---------- RECORDS SHOWN ----------

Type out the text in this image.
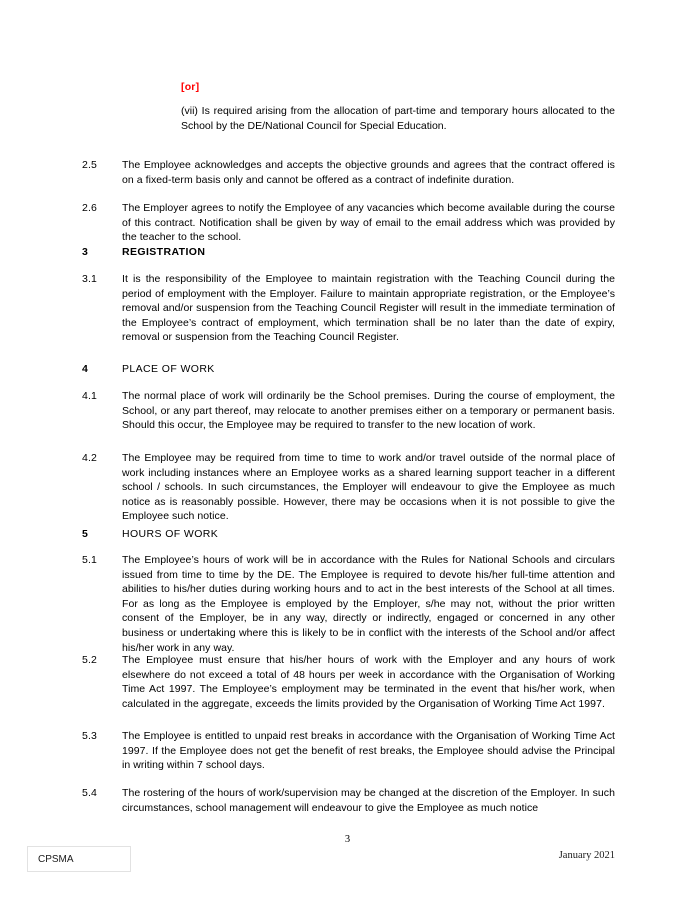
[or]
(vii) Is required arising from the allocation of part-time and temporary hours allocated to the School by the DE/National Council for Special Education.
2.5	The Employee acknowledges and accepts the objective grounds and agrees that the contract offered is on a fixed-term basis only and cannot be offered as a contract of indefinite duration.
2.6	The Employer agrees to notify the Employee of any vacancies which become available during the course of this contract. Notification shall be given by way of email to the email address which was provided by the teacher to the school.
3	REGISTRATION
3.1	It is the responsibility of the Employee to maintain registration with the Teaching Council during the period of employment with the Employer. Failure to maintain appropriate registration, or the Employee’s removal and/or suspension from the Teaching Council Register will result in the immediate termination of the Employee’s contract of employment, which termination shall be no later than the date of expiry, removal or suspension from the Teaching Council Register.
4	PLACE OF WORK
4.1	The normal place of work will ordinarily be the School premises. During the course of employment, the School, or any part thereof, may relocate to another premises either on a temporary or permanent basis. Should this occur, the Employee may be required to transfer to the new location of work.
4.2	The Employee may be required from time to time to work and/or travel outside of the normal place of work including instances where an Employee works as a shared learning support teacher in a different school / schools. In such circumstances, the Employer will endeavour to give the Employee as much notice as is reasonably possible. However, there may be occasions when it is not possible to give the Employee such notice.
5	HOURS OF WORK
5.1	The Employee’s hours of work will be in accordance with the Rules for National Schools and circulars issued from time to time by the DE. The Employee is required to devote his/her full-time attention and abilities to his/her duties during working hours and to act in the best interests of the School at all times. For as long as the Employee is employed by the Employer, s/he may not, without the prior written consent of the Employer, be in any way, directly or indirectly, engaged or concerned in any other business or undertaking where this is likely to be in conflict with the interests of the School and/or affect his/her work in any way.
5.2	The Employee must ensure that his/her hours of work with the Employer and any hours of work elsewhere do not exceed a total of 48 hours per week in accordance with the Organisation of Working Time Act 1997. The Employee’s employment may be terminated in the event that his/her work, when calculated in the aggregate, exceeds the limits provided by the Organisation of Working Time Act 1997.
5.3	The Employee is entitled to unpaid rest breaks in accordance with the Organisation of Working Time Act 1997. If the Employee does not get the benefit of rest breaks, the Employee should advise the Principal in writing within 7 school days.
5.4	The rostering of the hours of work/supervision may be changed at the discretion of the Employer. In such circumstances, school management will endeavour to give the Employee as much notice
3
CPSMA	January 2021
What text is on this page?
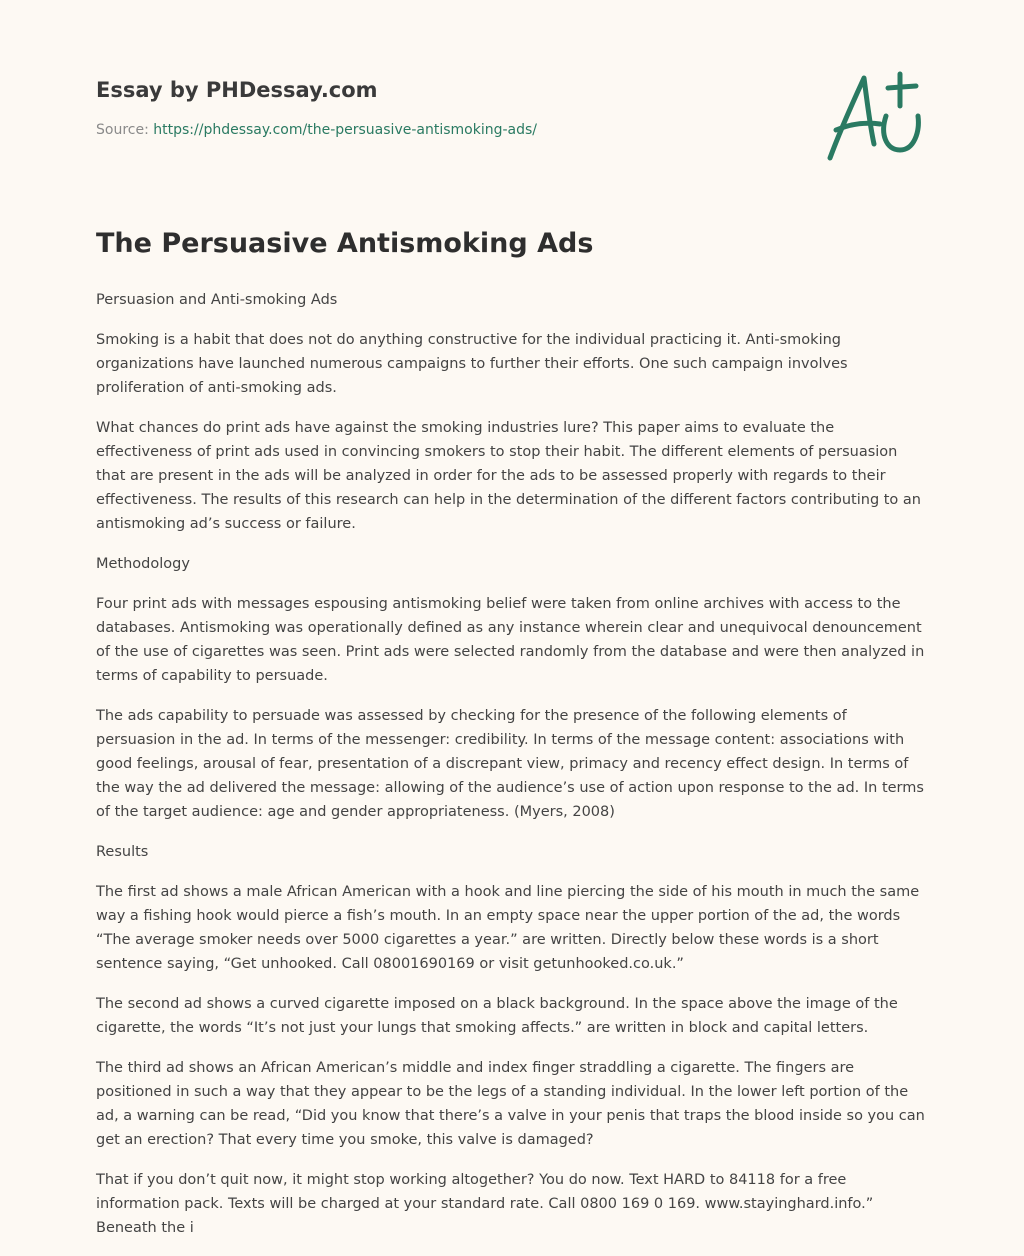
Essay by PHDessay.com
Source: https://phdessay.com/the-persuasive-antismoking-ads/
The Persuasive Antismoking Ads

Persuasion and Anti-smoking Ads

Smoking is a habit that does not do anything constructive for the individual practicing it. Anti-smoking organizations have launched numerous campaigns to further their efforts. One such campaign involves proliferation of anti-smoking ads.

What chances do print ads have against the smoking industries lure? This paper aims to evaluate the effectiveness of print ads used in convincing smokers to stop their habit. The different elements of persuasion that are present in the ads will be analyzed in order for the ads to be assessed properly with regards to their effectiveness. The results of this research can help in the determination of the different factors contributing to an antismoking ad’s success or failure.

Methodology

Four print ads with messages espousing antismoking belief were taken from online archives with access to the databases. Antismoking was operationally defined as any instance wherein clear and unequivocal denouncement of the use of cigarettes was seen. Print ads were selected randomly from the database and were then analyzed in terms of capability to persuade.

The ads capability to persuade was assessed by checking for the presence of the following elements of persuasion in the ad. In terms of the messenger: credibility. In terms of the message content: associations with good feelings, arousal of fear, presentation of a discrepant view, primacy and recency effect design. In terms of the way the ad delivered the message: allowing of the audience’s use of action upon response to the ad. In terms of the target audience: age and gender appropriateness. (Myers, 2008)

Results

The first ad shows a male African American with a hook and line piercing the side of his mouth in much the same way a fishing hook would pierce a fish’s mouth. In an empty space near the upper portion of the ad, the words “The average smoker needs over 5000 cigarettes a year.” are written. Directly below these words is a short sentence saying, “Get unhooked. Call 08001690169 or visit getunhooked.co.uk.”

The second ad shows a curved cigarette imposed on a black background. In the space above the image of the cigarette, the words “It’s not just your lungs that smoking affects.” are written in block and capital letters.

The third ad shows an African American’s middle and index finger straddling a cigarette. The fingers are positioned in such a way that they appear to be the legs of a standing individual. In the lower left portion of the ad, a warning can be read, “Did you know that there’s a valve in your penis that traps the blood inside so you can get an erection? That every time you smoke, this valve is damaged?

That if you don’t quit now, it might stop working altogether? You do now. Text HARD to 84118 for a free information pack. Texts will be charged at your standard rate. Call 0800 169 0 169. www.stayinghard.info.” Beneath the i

----------

Select and copy each line from the data that includes the word "image".

Type out the text in this image.
The second ad shows a curved cigarette imposed on a black background. In the space above the image of the cigarette, the words “It’s not just your lungs that smoking affects.” are written in block and capital letters.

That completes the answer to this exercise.